WHAT TO PRODUCE
Go through the entries below and pick out every line with "HALL".
=== DATA PROVIDED ===
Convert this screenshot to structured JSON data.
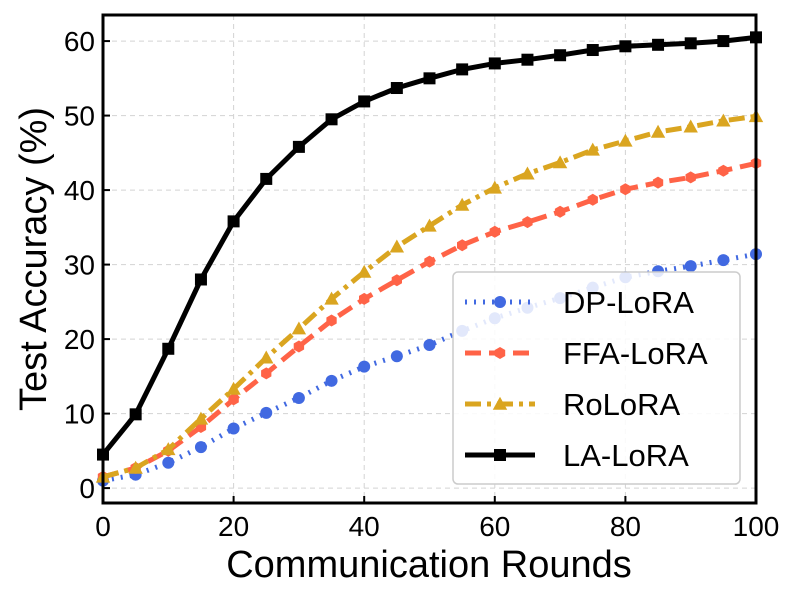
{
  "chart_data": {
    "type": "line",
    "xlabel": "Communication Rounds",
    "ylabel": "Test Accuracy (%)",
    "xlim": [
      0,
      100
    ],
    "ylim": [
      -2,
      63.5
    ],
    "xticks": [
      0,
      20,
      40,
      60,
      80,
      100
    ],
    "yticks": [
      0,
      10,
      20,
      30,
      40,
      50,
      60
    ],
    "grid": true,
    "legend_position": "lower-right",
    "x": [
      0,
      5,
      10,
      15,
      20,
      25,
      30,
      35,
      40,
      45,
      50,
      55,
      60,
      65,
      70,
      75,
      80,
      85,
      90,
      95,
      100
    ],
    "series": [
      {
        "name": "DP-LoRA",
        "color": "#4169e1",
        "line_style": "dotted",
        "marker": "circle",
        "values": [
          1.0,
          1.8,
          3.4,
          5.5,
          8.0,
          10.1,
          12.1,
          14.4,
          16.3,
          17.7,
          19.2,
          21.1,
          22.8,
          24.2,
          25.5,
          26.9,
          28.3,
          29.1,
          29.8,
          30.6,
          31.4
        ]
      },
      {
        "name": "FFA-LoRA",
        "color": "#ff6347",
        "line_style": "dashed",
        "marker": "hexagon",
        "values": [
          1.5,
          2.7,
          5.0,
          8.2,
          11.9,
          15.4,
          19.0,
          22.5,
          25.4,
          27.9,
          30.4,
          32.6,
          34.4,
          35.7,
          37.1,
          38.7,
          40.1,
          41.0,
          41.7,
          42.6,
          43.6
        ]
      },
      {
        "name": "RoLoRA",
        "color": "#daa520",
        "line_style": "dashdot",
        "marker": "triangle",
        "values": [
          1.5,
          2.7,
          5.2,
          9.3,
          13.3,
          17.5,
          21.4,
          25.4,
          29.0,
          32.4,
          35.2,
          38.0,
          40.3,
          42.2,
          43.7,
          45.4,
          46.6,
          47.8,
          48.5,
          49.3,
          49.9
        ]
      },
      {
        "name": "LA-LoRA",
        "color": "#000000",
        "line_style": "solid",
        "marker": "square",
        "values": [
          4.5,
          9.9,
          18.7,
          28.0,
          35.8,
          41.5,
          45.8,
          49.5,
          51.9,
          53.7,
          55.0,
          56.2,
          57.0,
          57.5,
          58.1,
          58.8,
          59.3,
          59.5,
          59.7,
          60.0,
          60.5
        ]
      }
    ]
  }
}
===
=== DATA PROVIDED ===
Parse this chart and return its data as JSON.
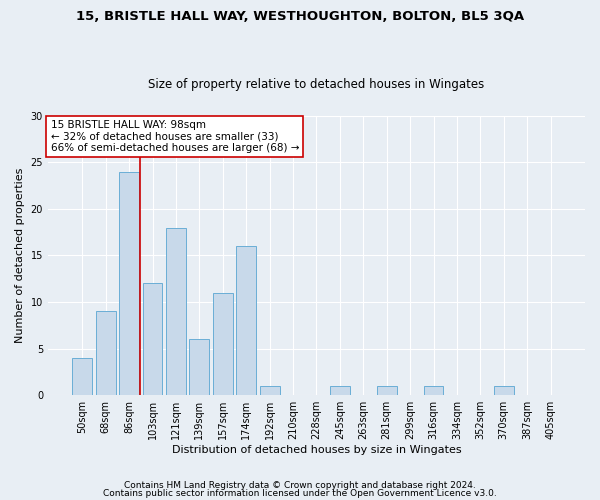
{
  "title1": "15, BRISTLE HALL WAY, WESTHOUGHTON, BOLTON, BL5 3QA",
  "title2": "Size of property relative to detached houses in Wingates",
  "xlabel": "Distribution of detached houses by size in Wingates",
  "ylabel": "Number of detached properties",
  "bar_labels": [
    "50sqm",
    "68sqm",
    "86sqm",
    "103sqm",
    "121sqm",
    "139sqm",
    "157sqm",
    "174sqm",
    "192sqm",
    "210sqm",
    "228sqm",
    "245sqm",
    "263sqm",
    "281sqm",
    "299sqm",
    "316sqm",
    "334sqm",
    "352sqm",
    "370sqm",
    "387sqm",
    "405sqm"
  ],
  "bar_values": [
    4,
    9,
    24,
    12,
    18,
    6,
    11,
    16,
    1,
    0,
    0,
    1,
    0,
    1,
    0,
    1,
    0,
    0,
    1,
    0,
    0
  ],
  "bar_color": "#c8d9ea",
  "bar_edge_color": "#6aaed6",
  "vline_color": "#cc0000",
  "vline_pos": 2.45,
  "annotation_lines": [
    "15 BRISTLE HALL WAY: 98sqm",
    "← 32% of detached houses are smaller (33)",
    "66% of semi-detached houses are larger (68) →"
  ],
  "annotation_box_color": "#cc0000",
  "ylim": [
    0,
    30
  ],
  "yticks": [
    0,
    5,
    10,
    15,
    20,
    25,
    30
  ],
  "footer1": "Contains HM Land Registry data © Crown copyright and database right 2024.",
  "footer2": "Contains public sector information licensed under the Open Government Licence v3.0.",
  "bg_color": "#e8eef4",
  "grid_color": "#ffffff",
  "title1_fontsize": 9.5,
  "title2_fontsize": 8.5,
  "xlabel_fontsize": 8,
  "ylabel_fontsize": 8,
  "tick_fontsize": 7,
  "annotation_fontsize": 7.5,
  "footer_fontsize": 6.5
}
===
=== DATA PROVIDED ===
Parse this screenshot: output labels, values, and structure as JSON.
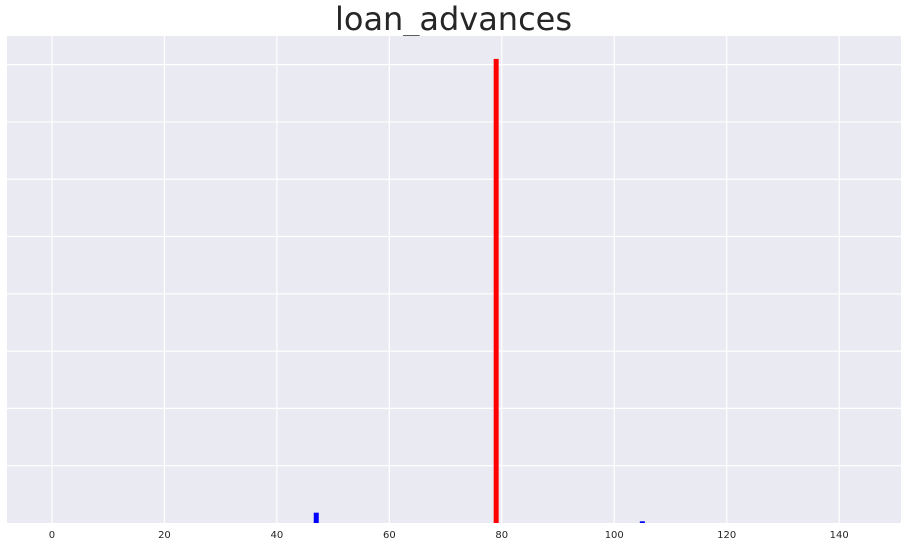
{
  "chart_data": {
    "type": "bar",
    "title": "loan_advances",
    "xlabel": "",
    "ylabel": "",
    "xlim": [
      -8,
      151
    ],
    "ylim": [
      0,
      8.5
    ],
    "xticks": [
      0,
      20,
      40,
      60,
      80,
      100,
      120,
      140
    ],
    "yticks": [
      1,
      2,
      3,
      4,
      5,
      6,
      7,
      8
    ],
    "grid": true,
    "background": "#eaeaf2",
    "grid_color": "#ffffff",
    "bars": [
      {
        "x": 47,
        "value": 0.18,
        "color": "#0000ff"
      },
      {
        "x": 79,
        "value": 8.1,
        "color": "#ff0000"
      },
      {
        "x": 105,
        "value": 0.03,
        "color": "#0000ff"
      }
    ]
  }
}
===
EXERCISE OUTPUT
  "title1": "15, BRISTLE HALL WAY, WESTHOUGHTON, BOLTON, BL5 3QA",
    "15 BRISTLE HALL WAY: 98sqm",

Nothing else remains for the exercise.